▶ [MATERIAL]:
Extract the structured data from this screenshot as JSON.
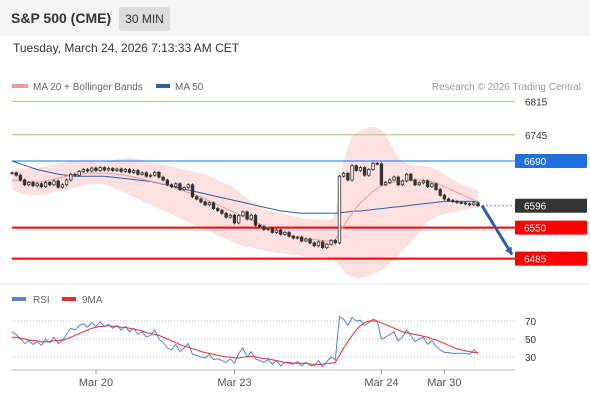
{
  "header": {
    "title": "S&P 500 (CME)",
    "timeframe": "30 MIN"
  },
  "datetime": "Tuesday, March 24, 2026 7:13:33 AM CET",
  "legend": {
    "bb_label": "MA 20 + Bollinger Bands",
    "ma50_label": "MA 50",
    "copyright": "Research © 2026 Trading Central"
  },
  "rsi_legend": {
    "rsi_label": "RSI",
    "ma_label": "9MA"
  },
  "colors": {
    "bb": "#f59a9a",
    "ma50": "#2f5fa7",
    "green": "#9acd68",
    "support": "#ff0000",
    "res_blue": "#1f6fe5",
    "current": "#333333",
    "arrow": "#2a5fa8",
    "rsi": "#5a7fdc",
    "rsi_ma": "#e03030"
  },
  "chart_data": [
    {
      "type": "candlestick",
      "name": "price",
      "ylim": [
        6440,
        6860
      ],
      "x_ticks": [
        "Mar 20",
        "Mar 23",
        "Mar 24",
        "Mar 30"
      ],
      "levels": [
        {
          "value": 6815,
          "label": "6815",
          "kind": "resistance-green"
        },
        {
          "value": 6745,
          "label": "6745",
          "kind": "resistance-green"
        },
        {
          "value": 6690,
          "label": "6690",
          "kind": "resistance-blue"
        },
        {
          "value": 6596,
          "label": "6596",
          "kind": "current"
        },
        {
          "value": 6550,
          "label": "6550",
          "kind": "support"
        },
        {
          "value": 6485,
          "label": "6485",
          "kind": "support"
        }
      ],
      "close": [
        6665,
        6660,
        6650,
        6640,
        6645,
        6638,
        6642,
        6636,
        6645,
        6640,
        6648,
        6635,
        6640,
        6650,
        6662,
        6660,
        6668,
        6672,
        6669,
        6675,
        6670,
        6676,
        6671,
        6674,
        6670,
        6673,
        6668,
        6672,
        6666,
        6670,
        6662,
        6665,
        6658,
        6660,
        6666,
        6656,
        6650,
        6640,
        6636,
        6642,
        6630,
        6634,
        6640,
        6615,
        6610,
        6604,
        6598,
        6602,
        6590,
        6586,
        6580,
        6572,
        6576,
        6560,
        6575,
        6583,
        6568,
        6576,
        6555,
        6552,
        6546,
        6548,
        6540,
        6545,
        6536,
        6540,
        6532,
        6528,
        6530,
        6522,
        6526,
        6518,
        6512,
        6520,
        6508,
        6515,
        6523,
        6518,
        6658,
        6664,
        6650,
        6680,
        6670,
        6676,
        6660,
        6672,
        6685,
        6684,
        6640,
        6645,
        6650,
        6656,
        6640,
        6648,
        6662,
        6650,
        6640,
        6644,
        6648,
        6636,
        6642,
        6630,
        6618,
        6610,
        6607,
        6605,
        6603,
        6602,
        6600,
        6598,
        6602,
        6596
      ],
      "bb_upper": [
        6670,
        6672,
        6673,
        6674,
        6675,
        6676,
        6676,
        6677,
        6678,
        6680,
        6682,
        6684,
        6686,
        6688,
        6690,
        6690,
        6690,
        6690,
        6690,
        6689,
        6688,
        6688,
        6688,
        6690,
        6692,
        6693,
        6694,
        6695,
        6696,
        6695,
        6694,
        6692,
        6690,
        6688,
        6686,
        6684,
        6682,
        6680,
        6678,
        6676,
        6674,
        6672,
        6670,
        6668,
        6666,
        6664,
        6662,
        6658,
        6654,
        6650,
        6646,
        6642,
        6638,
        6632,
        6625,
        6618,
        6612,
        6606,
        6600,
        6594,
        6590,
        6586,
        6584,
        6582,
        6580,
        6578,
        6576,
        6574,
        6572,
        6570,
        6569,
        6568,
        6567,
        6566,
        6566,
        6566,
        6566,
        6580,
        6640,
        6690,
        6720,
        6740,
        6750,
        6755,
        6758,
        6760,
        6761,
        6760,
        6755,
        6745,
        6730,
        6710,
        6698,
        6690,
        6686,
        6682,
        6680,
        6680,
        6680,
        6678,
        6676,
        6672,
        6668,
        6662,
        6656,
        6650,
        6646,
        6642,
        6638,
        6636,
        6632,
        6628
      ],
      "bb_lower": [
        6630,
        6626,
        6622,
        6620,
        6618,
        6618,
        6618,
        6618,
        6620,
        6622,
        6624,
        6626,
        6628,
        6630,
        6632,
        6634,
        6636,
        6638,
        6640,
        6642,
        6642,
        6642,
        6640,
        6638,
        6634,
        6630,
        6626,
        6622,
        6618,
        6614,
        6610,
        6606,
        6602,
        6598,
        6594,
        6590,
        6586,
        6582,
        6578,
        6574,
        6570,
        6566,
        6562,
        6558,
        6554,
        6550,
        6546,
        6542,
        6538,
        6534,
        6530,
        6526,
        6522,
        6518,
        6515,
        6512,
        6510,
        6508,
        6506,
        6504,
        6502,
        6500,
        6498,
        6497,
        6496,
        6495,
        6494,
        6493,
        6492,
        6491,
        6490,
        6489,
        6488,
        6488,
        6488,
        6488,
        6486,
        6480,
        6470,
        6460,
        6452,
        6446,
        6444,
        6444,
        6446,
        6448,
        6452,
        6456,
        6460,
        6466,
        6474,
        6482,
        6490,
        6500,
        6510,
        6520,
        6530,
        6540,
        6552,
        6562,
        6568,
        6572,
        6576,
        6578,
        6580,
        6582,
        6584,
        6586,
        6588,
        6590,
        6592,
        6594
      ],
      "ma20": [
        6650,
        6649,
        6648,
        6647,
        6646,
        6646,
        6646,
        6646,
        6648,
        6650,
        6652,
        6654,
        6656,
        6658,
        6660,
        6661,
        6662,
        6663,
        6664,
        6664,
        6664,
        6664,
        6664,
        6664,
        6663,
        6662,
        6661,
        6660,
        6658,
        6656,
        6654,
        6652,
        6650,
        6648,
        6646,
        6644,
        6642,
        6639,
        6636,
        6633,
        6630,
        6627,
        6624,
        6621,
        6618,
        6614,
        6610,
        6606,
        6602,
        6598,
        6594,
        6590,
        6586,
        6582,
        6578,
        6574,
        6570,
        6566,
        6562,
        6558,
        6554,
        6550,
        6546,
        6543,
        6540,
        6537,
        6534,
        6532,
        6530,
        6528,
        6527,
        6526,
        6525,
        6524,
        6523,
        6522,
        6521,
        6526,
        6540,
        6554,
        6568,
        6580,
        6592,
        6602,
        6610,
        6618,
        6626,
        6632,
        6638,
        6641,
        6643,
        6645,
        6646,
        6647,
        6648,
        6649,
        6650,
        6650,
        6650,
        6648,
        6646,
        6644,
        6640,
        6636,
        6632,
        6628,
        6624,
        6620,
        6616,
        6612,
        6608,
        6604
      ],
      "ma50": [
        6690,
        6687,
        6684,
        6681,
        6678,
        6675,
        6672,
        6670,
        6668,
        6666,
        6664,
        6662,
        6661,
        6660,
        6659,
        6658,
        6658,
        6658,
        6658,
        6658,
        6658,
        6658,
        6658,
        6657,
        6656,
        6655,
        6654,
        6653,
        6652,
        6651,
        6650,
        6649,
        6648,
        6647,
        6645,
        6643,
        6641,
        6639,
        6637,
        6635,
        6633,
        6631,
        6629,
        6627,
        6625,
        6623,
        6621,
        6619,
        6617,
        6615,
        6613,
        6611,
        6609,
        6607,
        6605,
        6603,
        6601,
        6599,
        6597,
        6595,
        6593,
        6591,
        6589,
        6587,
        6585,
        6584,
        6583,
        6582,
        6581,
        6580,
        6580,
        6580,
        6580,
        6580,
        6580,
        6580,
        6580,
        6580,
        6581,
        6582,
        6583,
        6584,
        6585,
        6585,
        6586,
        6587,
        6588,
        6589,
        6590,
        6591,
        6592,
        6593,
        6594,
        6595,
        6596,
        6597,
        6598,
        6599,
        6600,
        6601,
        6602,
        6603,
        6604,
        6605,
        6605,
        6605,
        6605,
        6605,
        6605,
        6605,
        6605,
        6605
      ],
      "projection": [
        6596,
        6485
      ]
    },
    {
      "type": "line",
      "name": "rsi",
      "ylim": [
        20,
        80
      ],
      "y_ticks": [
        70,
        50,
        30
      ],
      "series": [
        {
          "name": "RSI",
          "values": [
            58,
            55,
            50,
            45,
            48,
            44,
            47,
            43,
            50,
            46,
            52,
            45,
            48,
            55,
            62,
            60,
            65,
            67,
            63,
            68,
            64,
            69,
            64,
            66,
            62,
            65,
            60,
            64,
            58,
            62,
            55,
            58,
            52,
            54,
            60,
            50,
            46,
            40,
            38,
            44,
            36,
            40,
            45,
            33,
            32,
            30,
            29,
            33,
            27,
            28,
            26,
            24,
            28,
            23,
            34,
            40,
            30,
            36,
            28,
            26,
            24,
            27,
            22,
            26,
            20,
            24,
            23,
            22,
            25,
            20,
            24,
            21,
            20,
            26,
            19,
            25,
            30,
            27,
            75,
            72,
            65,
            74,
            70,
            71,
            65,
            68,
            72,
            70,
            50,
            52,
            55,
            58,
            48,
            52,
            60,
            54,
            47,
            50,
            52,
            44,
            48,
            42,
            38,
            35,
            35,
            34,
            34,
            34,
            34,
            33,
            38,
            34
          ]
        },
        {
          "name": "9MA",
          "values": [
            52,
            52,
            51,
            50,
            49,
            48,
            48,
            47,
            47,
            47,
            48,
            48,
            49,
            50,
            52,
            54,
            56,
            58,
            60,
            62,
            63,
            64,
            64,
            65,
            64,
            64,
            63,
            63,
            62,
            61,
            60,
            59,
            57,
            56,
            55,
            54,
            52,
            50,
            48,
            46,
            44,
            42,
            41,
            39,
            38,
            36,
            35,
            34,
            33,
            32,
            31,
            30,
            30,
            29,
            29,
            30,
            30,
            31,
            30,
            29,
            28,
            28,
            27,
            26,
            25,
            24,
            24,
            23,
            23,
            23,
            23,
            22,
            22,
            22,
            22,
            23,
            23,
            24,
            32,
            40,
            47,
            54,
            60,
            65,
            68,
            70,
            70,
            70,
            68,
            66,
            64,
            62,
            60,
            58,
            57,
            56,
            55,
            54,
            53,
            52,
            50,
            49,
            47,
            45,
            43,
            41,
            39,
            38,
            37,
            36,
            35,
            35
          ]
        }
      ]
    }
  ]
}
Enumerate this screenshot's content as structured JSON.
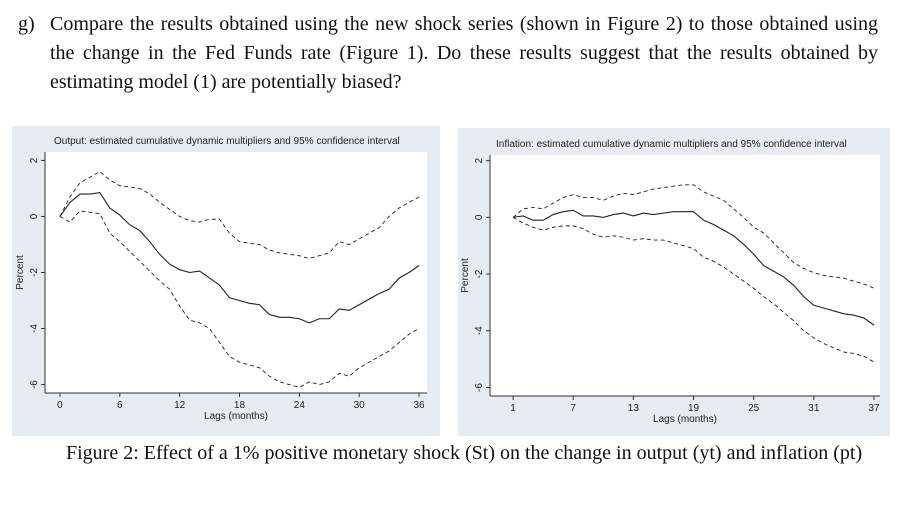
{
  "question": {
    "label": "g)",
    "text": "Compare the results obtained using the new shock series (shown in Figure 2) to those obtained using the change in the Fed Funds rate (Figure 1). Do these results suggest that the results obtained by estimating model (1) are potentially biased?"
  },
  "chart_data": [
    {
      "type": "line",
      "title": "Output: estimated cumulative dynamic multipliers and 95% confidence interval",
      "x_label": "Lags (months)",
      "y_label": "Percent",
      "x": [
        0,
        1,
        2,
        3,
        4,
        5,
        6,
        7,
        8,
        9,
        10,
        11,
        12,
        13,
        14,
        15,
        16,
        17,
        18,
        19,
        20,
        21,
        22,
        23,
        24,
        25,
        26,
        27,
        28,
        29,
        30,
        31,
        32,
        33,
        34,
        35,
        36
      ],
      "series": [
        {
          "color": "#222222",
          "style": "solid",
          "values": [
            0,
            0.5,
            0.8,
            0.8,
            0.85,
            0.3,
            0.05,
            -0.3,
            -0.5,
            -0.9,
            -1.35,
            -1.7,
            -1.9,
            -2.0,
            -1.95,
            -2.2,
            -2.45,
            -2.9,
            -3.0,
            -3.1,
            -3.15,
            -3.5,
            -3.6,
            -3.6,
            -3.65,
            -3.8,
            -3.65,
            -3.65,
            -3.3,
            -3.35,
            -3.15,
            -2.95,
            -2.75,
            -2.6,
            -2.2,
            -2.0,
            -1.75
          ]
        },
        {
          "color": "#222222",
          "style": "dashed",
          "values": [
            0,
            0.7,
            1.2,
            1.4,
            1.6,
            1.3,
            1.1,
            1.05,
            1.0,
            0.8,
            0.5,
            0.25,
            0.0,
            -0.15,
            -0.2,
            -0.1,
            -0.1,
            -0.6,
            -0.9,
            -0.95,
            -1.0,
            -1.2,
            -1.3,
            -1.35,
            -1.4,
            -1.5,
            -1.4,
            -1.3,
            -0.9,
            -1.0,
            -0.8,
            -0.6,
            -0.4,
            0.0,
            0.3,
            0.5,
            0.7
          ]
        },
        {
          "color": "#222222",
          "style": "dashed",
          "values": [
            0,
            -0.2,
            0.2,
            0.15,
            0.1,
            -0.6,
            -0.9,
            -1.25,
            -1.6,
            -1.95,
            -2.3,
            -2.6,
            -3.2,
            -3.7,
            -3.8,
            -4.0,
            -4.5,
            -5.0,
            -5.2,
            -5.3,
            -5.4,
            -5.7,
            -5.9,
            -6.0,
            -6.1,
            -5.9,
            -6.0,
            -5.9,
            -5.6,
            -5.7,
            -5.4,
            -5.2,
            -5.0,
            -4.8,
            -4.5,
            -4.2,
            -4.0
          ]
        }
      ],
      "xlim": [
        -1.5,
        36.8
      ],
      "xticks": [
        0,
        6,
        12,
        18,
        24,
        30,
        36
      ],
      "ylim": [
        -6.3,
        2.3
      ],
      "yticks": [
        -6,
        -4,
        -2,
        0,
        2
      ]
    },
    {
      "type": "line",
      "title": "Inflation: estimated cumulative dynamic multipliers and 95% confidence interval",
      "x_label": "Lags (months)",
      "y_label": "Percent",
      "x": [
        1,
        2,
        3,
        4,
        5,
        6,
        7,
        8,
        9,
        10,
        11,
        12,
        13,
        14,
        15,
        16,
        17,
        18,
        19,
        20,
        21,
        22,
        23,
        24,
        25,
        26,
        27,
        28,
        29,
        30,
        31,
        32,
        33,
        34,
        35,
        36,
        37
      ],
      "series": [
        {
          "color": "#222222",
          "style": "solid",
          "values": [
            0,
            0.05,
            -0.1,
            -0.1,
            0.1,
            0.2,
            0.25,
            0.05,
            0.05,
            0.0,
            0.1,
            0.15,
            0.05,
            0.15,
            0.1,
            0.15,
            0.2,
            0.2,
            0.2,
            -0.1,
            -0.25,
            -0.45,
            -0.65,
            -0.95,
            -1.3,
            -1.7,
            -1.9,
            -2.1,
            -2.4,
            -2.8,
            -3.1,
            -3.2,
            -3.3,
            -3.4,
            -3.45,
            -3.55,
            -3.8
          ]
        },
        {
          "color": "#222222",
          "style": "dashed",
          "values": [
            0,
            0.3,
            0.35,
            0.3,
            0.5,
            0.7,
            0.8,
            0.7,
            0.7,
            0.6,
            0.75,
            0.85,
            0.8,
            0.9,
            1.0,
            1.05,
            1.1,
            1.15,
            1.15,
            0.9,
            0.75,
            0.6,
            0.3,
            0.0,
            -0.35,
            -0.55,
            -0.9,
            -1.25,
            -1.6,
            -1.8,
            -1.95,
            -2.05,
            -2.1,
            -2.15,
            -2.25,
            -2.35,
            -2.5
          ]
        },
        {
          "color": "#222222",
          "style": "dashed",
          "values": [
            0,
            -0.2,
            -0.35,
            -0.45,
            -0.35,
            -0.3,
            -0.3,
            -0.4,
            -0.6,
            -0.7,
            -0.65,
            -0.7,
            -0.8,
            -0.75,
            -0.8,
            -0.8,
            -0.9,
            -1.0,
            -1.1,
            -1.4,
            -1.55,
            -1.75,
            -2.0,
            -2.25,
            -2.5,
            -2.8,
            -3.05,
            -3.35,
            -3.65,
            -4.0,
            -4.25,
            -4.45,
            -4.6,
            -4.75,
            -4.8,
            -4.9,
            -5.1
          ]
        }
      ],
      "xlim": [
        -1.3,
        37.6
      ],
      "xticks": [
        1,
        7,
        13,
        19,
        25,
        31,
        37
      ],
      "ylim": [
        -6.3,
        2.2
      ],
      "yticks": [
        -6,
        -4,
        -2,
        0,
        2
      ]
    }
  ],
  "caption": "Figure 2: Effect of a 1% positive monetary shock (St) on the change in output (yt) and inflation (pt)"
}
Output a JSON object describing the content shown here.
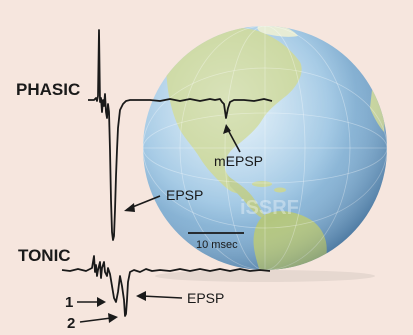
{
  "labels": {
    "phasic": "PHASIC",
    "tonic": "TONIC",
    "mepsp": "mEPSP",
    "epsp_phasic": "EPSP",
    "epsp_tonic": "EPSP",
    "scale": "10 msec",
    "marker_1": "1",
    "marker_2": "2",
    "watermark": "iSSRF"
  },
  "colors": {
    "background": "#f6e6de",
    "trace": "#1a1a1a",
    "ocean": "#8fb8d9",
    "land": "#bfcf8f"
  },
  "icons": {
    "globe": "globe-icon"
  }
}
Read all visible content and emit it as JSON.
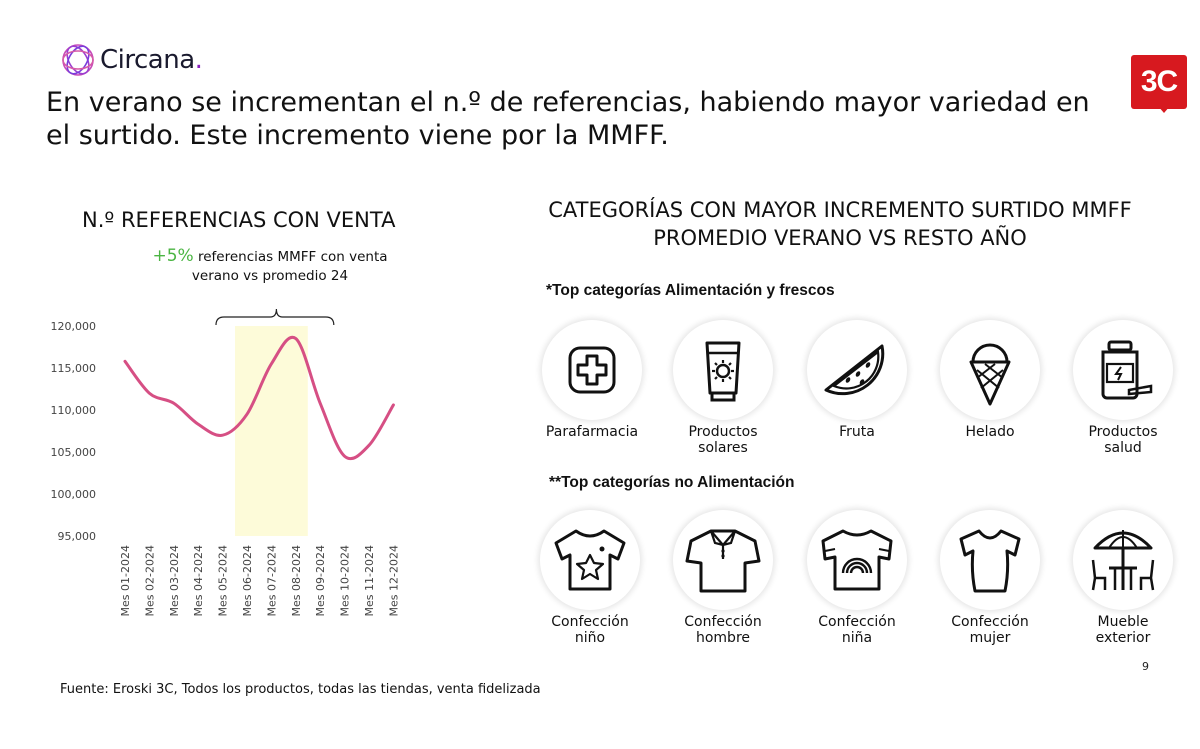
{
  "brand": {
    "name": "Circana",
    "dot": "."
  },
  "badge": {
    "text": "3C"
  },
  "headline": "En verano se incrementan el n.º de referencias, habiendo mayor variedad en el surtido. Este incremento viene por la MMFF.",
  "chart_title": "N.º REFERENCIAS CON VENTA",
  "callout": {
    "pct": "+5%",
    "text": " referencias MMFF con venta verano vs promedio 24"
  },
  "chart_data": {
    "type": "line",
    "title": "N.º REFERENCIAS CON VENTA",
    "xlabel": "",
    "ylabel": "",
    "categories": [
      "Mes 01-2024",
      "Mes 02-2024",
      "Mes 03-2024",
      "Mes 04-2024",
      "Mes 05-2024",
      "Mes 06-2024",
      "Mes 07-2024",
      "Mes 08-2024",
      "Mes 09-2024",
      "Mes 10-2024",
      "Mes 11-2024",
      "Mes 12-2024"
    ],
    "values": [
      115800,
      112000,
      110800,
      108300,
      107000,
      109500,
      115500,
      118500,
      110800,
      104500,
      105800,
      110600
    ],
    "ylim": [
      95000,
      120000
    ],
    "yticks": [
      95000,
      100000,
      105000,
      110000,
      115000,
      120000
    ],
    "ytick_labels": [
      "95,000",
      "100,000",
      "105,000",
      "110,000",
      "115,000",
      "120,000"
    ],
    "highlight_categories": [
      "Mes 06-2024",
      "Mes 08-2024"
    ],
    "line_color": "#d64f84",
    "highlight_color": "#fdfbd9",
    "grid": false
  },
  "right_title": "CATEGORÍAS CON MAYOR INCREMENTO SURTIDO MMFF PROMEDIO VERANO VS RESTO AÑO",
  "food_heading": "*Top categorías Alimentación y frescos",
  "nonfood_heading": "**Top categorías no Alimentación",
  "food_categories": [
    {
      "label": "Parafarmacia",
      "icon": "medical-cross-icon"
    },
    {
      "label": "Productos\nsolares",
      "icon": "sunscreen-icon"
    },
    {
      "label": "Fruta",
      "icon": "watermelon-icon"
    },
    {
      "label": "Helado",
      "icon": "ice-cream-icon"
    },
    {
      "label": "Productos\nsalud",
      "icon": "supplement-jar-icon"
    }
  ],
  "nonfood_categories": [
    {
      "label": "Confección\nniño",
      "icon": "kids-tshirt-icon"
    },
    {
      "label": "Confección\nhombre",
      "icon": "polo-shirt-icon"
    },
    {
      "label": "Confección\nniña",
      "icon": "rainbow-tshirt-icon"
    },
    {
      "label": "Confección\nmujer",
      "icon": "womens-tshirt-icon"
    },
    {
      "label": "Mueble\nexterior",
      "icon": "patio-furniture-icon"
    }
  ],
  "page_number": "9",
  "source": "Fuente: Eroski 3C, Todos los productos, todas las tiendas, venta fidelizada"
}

▶ [WHAT THE TASK REQUIRES]: State how many lines above include the word "interval", and nothing more.

▶ [REPLY]: 2